▶ _EXERCISE_: Exact repetition is required: output every record in full.

▶ _TASK MATERIAL_:
———

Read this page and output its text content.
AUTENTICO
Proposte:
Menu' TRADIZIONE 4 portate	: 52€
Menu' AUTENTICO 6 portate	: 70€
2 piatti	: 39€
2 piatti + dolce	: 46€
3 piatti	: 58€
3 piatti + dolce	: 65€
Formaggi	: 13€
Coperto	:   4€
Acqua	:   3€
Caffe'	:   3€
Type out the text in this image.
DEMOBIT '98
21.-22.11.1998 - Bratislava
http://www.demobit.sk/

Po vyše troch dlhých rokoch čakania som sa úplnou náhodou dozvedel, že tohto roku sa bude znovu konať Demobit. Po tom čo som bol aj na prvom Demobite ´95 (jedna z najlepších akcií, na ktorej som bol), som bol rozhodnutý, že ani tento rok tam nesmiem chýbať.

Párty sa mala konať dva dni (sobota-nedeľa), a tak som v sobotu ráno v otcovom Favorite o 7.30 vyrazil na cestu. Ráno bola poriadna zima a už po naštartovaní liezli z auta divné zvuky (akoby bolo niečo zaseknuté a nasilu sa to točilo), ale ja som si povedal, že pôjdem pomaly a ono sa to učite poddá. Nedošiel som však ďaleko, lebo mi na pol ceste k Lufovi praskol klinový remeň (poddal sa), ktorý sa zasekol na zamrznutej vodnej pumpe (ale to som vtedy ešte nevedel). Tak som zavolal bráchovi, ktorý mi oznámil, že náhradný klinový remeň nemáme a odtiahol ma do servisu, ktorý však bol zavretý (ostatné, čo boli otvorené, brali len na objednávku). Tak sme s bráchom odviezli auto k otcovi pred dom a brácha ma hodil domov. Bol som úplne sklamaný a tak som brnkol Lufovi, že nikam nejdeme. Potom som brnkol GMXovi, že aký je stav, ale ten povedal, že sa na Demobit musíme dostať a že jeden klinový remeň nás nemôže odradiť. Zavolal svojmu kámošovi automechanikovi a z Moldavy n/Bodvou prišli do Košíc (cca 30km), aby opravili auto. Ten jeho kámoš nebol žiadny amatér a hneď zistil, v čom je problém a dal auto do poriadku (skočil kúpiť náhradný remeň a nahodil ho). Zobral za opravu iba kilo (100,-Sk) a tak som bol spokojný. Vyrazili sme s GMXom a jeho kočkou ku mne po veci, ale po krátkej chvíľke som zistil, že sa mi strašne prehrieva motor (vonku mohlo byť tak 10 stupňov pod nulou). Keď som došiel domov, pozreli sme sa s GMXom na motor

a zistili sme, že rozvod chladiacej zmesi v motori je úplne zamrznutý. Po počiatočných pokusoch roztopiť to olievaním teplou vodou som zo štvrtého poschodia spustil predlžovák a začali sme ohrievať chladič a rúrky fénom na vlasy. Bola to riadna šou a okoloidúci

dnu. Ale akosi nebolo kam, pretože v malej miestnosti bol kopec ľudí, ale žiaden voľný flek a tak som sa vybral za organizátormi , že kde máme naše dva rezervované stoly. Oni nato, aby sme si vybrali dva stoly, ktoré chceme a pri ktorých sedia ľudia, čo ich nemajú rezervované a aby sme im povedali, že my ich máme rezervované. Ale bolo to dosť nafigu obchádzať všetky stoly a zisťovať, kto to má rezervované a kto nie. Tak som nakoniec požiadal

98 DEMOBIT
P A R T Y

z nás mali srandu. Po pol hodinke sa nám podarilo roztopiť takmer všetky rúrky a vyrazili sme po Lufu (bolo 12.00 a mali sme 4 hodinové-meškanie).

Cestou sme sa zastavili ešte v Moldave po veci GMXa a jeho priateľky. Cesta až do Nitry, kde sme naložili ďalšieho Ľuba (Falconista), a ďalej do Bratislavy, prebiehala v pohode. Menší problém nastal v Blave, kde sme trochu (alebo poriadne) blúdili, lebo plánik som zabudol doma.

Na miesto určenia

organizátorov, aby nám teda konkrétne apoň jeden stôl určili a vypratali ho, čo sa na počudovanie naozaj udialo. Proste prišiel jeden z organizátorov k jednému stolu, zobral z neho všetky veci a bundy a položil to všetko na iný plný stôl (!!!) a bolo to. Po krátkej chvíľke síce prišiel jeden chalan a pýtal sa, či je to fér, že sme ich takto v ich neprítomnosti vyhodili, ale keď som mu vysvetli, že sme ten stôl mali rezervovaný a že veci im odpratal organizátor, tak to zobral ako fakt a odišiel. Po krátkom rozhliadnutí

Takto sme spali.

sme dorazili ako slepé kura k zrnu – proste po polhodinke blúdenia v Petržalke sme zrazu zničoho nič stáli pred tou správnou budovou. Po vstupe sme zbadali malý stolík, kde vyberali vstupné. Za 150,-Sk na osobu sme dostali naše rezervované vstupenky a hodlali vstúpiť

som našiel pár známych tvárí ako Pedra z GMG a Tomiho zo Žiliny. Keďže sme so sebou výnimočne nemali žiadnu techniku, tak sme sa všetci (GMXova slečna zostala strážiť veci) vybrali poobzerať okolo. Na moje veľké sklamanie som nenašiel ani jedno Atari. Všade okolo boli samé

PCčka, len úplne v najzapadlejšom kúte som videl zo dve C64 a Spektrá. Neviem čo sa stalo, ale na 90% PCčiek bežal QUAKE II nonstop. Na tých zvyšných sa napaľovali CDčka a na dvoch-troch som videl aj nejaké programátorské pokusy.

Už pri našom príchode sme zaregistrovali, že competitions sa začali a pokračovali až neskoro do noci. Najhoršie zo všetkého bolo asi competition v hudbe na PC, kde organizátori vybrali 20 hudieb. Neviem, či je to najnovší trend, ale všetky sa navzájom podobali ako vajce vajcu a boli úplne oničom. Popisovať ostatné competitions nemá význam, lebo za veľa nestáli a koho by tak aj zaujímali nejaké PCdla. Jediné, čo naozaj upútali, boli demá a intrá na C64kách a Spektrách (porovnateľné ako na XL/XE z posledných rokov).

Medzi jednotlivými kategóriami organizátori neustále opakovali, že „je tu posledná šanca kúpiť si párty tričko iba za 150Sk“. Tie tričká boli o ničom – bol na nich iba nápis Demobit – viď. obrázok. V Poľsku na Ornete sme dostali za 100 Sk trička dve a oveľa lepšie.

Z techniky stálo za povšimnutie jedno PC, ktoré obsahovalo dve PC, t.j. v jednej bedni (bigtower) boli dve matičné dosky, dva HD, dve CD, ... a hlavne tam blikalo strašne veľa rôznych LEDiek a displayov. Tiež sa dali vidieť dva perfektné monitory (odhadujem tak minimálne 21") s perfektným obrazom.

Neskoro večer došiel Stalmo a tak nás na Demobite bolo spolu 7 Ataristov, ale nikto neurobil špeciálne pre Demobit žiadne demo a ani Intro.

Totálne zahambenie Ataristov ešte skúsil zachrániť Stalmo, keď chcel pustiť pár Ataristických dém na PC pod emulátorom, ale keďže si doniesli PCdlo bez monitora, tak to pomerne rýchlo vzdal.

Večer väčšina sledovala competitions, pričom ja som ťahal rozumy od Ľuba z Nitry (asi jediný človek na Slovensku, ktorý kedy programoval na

———

▶ _TASK OUTPUT_:
Read this page and output its text content.
AUTENTICO
Proposte:
Menu' TRADIZIONE 4 portate	: 52€
Menu' AUTENTICO 6 portate	: 70€
2 piatti	: 39€
2 piatti + dolce	: 46€
3 piatti	: 58€
3 piatti + dolce	: 65€
Formaggi	: 13€
Coperto	:   4€
Acqua	:   3€
Caffe'	:   3€
Type out the text in this image.
DEMOBIT '98
21.-22.11.1998 - Bratislava
http://www.demobit.sk/

Po vyše troch dlhých rokoch čakania som sa úplnou náhodou dozvedel, že tohto roku sa bude znovu konať Demobit. Po tom čo som bol aj na prvom Demobite ´95 (jedna z najlepších akcií, na ktorej som bol), som bol rozhodnutý, že ani tento rok tam nesmiem chýbať.

Párty sa mala konať dva dni (sobota-nedeľa), a tak som v sobotu ráno v otcovom Favorite o 7.30 vyrazil na cestu. Ráno bola poriadna zima a už po naštartovaní liezli z auta divné zvuky (akoby bolo niečo zaseknuté a nasilu sa to točilo), ale ja som si povedal, že pôjdem pomaly a ono sa to učite poddá. Nedošiel som však ďaleko, lebo mi na pol ceste k Lufovi praskol klinový remeň (poddal sa), ktorý sa zasekol na zamrznutej vodnej pumpe (ale to som vtedy ešte nevedel). Tak som zavolal bráchovi, ktorý mi oznámil, že náhradný klinový remeň nemáme a odtiahol ma do servisu, ktorý však bol zavretý (ostatné, čo boli otvorené, brali len na objednávku). Tak sme s bráchom odviezli auto k otcovi pred dom a brácha ma hodil domov. Bol som úplne sklamaný a tak som brnkol Lufovi, že nikam nejdeme. Potom som brnkol GMXovi, že aký je stav, ale ten povedal, že sa na Demobit musíme dostať a že jeden klinový remeň nás nemôže odradiť. Zavolal svojmu kámošovi automechanikovi a z Moldavy n/Bodvou prišli do Košíc (cca 30km), aby opravili auto. Ten jeho kámoš nebol žiadny amatér a hneď zistil, v čom je problém a dal auto do poriadku (skočil kúpiť náhradný remeň a nahodil ho). Zobral za opravu iba kilo (100,-Sk) a tak som bol spokojný. Vyrazili sme s GMXom a jeho kočkou ku mne po veci, ale po krátkej chvíľke som zistil, že sa mi strašne prehrieva motor (vonku mohlo byť tak 10 stupňov pod nulou). Keď som došiel domov, pozreli sme sa s GMXom na motor

a zistili sme, že rozvod chladiacej zmesi v motori je úplne zamrznutý. Po počiatočných pokusoch roztopiť to olievaním teplou vodou som zo štvrtého poschodia spustil predlžovák a začali sme ohrievať chladič a rúrky fénom na vlasy. Bola to riadna šou a okoloidúci

dnu. Ale akosi nebolo kam, pretože v malej miestnosti bol kopec ľudí, ale žiaden voľný flek a tak som sa vybral za organizátormi , že kde máme naše dva rezervované stoly. Oni nato, aby sme si vybrali dva stoly, ktoré chceme a pri ktorých sedia ľudia, čo ich nemajú rezervované a aby sme im povedali, že my ich máme rezervované. Ale bolo to dosť nafigu obchádzať všetky stoly a zisťovať, kto to má rezervované a kto nie. Tak som nakoniec požiadal

98 DEMOBIT
P A R T Y

z nás mali srandu. Po pol hodinke sa nám podarilo roztopiť takmer všetky rúrky a vyrazili sme po Lufu (bolo 12.00 a mali sme 4 hodinové-meškanie).

Cestou sme sa zastavili ešte v Moldave po veci GMXa a jeho priateľky. Cesta až do Nitry, kde sme naložili ďalšieho Ľuba (Falconista), a ďalej do Bratislavy, prebiehala v pohode. Menší problém nastal v Blave, kde sme trochu (alebo poriadne) blúdili, lebo plánik som zabudol doma.

Na miesto určenia

organizátorov, aby nám teda konkrétne apoň jeden stôl určili a vypratali ho, čo sa na počudovanie naozaj udialo. Proste prišiel jeden z organizátorov k jednému stolu, zobral z neho všetky veci a bundy a položil to všetko na iný plný stôl (!!!) a bolo to. Po krátkej chvíľke síce prišiel jeden chalan a pýtal sa, či je to fér, že sme ich takto v ich neprítomnosti vyhodili, ale keď som mu vysvetli, že sme ten stôl mali rezervovaný a že veci im odpratal organizátor, tak to zobral ako fakt a odišiel. Po krátkom rozhliadnutí

Takto sme spali.

sme dorazili ako slepé kura k zrnu – proste po polhodinke blúdenia v Petržalke sme zrazu zničoho nič stáli pred tou správnou budovou. Po vstupe sme zbadali malý stolík, kde vyberali vstupné. Za 150,-Sk na osobu sme dostali naše rezervované vstupenky a hodlali vstúpiť

som našiel pár známych tvárí ako Pedra z GMG a Tomiho zo Žiliny. Keďže sme so sebou výnimočne nemali žiadnu techniku, tak sme sa všetci (GMXova slečna zostala strážiť veci) vybrali poobzerať okolo. Na moje veľké sklamanie som nenašiel ani jedno Atari. Všade okolo boli samé

PCčka, len úplne v najzapadlejšom kúte som videl zo dve C64 a Spektrá. Neviem čo sa stalo, ale na 90% PCčiek bežal QUAKE II nonstop. Na tých zvyšných sa napaľovali CDčka a na dvoch-troch som videl aj nejaké programátorské pokusy.

Už pri našom príchode sme zaregistrovali, že competitions sa začali a pokračovali až neskoro do noci. Najhoršie zo všetkého bolo asi competition v hudbe na PC, kde organizátori vybrali 20 hudieb. Neviem, či je to najnovší trend, ale všetky sa navzájom podobali ako vajce vajcu a boli úplne oničom. Popisovať ostatné competitions nemá význam, lebo za veľa nestáli a koho by tak aj zaujímali nejaké PCdla. Jediné, čo naozaj upútali, boli demá a intrá na C64kách a Spektrách (porovnateľné ako na XL/XE z posledných rokov).

Medzi jednotlivými kategóriami organizátori neustále opakovali, že „je tu posledná šanca kúpiť si párty tričko iba za 150Sk“. Tie tričká boli o ničom – bol na nich iba nápis Demobit – viď. obrázok. V Poľsku na Ornete sme dostali za 100 Sk trička dve a oveľa lepšie.

Z techniky stálo za povšimnutie jedno PC, ktoré obsahovalo dve PC, t.j. v jednej bedni (bigtower) boli dve matičné dosky, dva HD, dve CD, ... a hlavne tam blikalo strašne veľa rôznych LEDiek a displayov. Tiež sa dali vidieť dva perfektné monitory (odhadujem tak minimálne 21") s perfektným obrazom.

Neskoro večer došiel Stalmo a tak nás na Demobite bolo spolu 7 Ataristov, ale nikto neurobil špeciálne pre Demobit žiadne demo a ani Intro.

Totálne zahambenie Ataristov ešte skúsil zachrániť Stalmo, keď chcel pustiť pár Ataristických dém na PC pod emulátorom, ale keďže si doniesli PCdlo bez monitora, tak to pomerne rýchlo vzdal.

Večer väčšina sledovala competitions, pričom ja som ťahal rozumy od Ľuba z Nitry (asi jediný človek na Slovensku, ktorý kedy programoval na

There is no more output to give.